# start of GIVEN ENTRIES

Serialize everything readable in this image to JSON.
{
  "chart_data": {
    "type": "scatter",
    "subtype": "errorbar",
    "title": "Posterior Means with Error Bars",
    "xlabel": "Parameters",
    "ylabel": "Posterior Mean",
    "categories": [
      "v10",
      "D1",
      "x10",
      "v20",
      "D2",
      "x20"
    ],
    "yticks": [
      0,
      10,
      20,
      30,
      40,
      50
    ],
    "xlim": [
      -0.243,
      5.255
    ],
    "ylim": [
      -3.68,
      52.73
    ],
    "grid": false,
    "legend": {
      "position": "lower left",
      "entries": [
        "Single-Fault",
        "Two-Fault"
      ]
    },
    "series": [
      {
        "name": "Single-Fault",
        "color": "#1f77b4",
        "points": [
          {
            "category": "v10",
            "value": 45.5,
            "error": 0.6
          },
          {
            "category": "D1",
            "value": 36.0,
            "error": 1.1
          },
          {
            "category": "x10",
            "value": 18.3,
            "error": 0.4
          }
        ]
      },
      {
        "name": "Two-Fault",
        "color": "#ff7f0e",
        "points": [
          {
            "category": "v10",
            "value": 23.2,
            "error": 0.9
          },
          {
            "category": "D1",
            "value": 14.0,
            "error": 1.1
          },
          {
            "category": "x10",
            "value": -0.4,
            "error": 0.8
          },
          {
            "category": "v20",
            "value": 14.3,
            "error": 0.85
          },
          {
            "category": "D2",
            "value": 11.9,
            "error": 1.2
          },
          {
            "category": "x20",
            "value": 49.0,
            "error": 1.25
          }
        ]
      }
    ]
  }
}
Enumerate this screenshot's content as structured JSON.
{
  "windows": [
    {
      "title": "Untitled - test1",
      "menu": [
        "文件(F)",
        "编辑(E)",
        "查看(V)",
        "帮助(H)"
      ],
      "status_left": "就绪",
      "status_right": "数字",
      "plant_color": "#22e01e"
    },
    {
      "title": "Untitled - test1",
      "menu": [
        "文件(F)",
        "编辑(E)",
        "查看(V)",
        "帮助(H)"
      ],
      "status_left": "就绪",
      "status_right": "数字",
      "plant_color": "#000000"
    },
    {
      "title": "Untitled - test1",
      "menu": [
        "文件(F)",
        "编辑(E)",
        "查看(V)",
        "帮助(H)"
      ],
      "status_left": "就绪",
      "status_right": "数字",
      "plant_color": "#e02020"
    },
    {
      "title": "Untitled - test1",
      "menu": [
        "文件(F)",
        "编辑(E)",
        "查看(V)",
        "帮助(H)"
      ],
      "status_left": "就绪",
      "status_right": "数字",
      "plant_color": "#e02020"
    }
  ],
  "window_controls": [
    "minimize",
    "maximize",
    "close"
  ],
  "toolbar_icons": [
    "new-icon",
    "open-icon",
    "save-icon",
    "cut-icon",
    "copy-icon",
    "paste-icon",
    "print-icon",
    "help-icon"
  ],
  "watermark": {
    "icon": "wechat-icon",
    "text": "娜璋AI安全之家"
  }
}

# end of GIVEN ENTRIES

> [INSTRUCTION]: Your task is to reproduce, exactly and exclusively, the lines from the one holding "Enumerate this screenshot's" through the final line of the listing.

> [RESPONSE FOR THIS EXERCISE]:
Enumerate this screenshot's content as structured JSON.
{
  "windows": [
    {
      "title": "Untitled - test1",
      "menu": [
        "文件(F)",
        "编辑(E)",
        "查看(V)",
        "帮助(H)"
      ],
      "status_left": "就绪",
      "status_right": "数字",
      "plant_color": "#22e01e"
    },
    {
      "title": "Untitled - test1",
      "menu": [
        "文件(F)",
        "编辑(E)",
        "查看(V)",
        "帮助(H)"
      ],
      "status_left": "就绪",
      "status_right": "数字",
      "plant_color": "#000000"
    },
    {
      "title": "Untitled - test1",
      "menu": [
        "文件(F)",
        "编辑(E)",
        "查看(V)",
        "帮助(H)"
      ],
      "status_left": "就绪",
      "status_right": "数字",
      "plant_color": "#e02020"
    },
    {
      "title": "Untitled - test1",
      "menu": [
        "文件(F)",
        "编辑(E)",
        "查看(V)",
        "帮助(H)"
      ],
      "status_left": "就绪",
      "status_right": "数字",
      "plant_color": "#e02020"
    }
  ],
  "window_controls": [
    "minimize",
    "maximize",
    "close"
  ],
  "toolbar_icons": [
    "new-icon",
    "open-icon",
    "save-icon",
    "cut-icon",
    "copy-icon",
    "paste-icon",
    "print-icon",
    "help-icon"
  ],
  "watermark": {
    "icon": "wechat-icon",
    "text": "娜璋AI安全之家"
  }
}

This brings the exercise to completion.